■ **WORK TO COMPLETE**
Isolate every line in the records below with "даже" in it.

(Dataset items)
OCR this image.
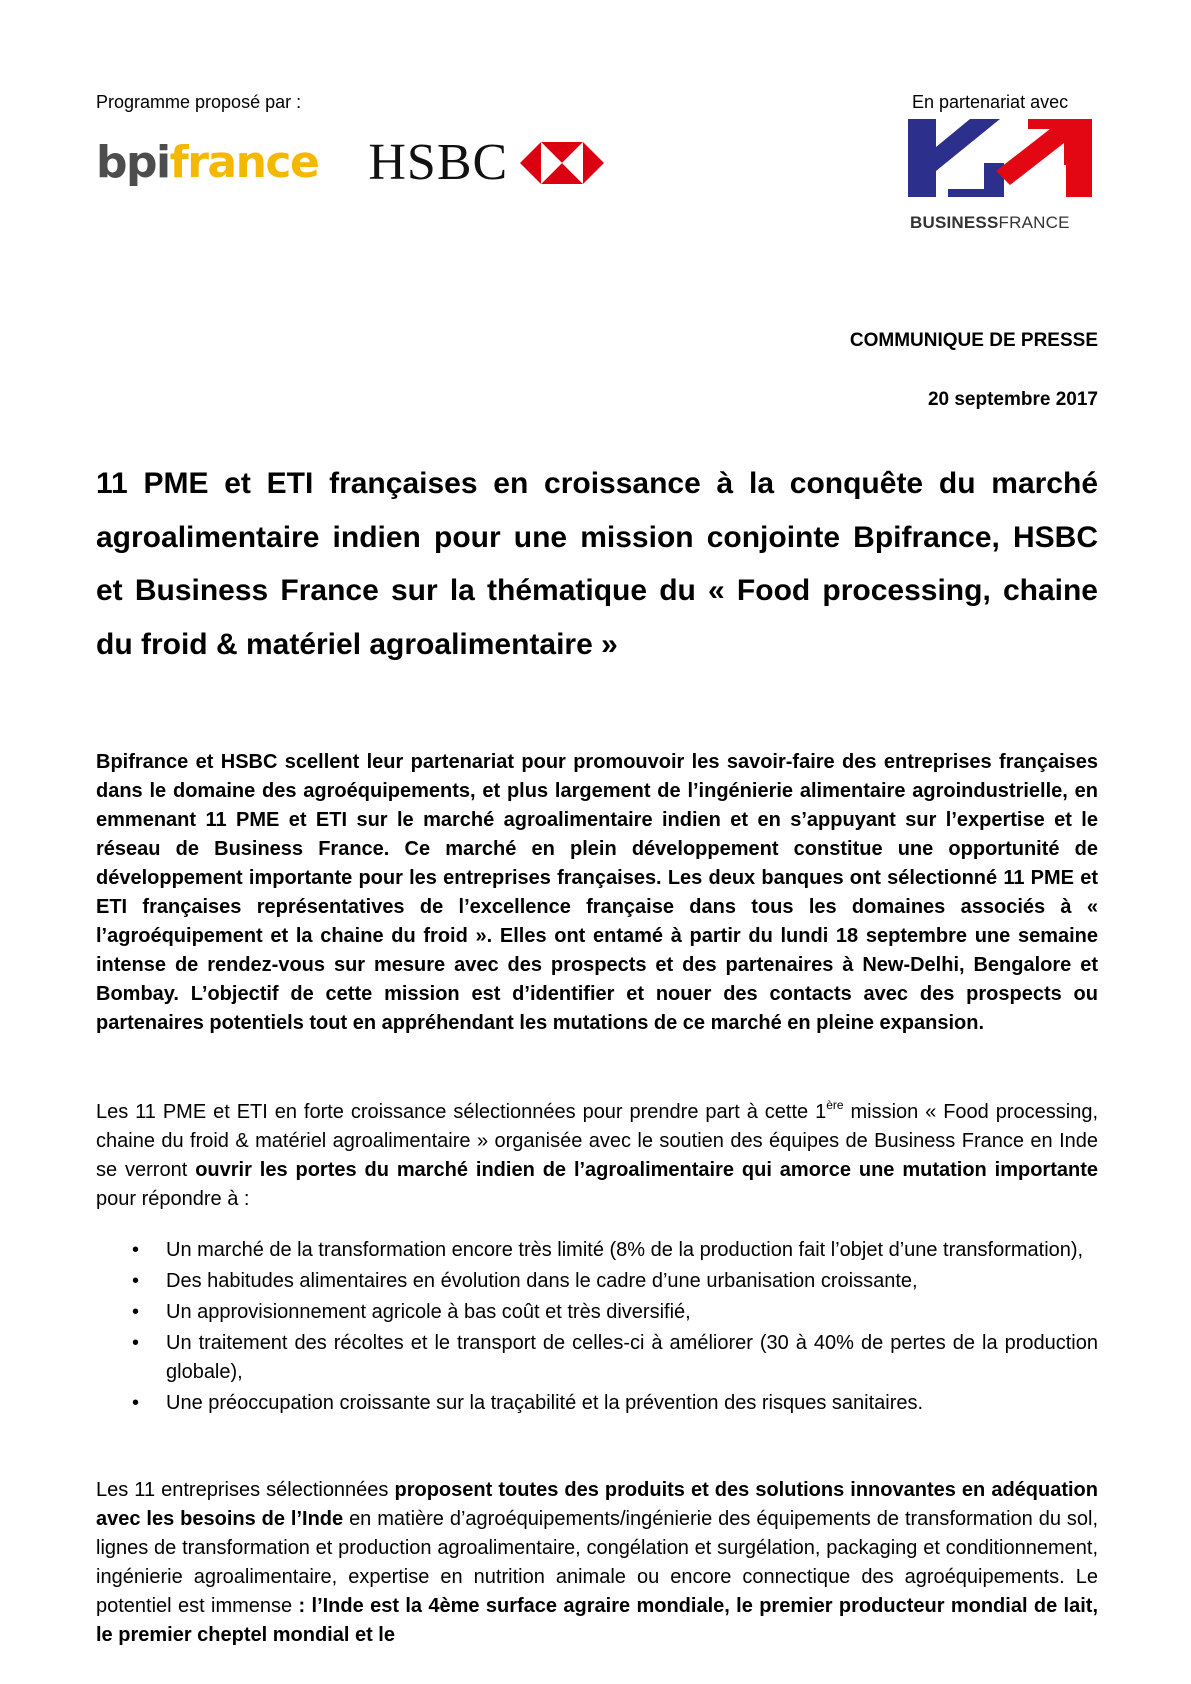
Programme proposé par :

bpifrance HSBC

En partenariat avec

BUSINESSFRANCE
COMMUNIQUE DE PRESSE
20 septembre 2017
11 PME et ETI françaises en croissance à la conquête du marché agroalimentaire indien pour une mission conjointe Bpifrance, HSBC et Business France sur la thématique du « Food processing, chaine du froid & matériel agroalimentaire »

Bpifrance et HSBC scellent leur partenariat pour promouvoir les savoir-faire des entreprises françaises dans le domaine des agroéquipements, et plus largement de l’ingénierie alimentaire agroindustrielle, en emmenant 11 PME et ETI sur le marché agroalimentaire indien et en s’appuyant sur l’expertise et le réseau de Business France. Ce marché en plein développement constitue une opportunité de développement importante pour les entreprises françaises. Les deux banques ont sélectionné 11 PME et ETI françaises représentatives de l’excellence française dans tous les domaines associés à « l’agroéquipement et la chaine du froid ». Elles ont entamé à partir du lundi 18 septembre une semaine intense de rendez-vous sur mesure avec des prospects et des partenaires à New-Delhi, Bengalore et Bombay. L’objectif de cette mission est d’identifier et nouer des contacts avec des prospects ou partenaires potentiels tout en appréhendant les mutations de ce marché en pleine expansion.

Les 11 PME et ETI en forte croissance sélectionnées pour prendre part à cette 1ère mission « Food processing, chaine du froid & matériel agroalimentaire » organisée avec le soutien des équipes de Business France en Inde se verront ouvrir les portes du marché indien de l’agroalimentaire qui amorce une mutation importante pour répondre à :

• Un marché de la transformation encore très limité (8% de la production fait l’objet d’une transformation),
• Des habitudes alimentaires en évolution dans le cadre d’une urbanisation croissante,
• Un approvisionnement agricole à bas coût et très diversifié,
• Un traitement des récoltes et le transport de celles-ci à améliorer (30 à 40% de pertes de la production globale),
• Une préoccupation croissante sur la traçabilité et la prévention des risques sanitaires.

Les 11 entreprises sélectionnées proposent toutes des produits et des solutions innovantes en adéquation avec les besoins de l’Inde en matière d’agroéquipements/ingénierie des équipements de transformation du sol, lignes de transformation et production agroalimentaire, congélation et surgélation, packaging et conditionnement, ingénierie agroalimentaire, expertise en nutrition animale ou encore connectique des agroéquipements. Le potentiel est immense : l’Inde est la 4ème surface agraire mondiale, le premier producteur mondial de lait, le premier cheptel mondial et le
--
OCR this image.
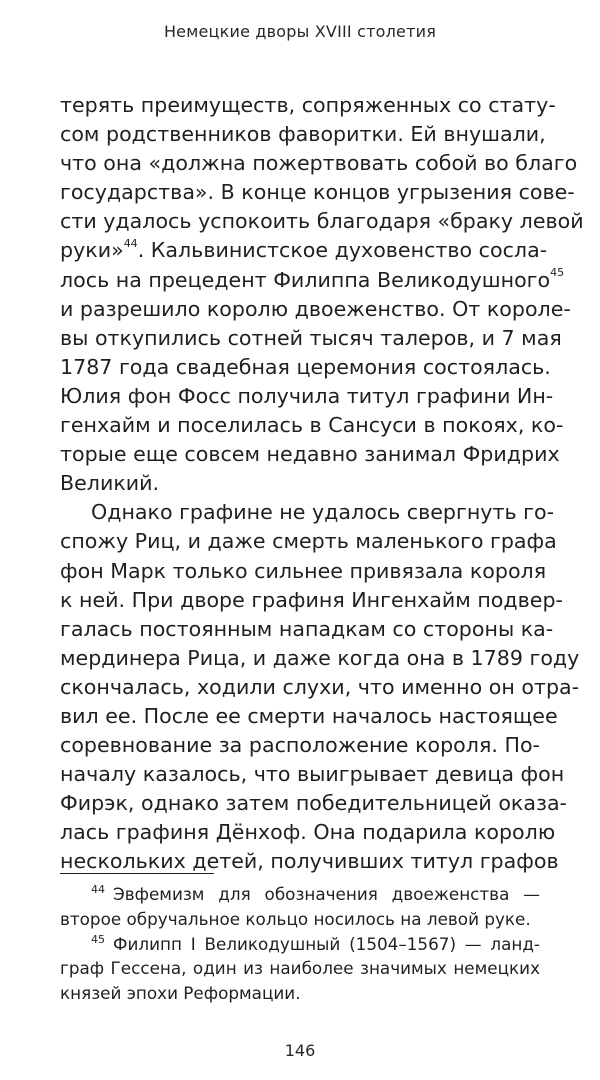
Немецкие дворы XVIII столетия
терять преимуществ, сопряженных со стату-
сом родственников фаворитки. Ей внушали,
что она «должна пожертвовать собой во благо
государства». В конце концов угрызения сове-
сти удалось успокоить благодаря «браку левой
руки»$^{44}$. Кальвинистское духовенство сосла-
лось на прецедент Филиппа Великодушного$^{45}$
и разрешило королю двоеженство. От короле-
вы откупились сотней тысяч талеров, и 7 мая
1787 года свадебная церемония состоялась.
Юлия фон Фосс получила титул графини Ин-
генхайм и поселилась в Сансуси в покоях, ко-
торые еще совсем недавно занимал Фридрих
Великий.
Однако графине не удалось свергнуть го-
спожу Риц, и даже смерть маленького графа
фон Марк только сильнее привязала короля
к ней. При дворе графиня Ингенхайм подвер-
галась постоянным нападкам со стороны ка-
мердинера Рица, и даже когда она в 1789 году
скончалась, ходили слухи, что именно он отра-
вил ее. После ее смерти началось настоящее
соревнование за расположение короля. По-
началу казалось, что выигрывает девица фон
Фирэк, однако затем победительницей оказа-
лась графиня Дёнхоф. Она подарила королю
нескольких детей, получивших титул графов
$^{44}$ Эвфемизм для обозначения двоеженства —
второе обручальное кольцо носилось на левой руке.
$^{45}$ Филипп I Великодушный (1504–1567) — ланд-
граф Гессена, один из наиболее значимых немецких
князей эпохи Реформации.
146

■ **CORRECT OUTPUT**
спожу Риц, и даже смерть маленького графа
мердинера Рица, и даже когда она в 1789 году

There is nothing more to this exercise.